*Given task*. Could you give the data below again, exactly and completely?

*Data shown*.

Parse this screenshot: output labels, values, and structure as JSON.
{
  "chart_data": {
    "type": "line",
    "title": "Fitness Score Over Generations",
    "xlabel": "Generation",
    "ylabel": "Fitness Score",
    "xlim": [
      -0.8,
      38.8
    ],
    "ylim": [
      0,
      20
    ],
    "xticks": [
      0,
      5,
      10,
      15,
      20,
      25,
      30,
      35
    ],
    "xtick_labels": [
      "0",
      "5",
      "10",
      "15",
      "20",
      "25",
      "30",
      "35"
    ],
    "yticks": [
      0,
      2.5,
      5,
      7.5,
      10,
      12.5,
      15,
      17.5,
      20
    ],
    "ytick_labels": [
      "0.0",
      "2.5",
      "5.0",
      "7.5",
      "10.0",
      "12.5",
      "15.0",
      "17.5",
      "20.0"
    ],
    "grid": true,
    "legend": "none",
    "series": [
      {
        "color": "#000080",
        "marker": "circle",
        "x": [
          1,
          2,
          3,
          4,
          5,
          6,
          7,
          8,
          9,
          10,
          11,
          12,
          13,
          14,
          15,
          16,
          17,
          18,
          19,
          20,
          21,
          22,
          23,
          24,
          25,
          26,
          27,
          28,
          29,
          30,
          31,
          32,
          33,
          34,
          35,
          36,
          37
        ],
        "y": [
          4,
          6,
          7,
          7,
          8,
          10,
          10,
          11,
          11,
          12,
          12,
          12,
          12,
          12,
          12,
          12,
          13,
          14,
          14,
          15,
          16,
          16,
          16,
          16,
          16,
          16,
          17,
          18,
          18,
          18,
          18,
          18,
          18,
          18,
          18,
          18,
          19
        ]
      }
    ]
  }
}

*Answer to this problem*.
Parse this screenshot: output labels, values, and structure as JSON.
{
  "chart_data": {
    "type": "line",
    "title": "Fitness Score Over Generations",
    "xlabel": "Generation",
    "ylabel": "Fitness Score",
    "xlim": [
      -0.8,
      38.8
    ],
    "ylim": [
      0,
      20
    ],
    "xticks": [
      0,
      5,
      10,
      15,
      20,
      25,
      30,
      35
    ],
    "xtick_labels": [
      "0",
      "5",
      "10",
      "15",
      "20",
      "25",
      "30",
      "35"
    ],
    "yticks": [
      0,
      2.5,
      5,
      7.5,
      10,
      12.5,
      15,
      17.5,
      20
    ],
    "ytick_labels": [
      "0.0",
      "2.5",
      "5.0",
      "7.5",
      "10.0",
      "12.5",
      "15.0",
      "17.5",
      "20.0"
    ],
    "grid": true,
    "legend": "none",
    "series": [
      {
        "color": "#000080",
        "marker": "circle",
        "x": [
          1,
          2,
          3,
          4,
          5,
          6,
          7,
          8,
          9,
          10,
          11,
          12,
          13,
          14,
          15,
          16,
          17,
          18,
          19,
          20,
          21,
          22,
          23,
          24,
          25,
          26,
          27,
          28,
          29,
          30,
          31,
          32,
          33,
          34,
          35,
          36,
          37
        ],
        "y": [
          4,
          6,
          7,
          7,
          8,
          10,
          10,
          11,
          11,
          12,
          12,
          12,
          12,
          12,
          12,
          12,
          13,
          14,
          14,
          15,
          16,
          16,
          16,
          16,
          16,
          16,
          17,
          18,
          18,
          18,
          18,
          18,
          18,
          18,
          18,
          18,
          19
        ]
      }
    ]
  }
}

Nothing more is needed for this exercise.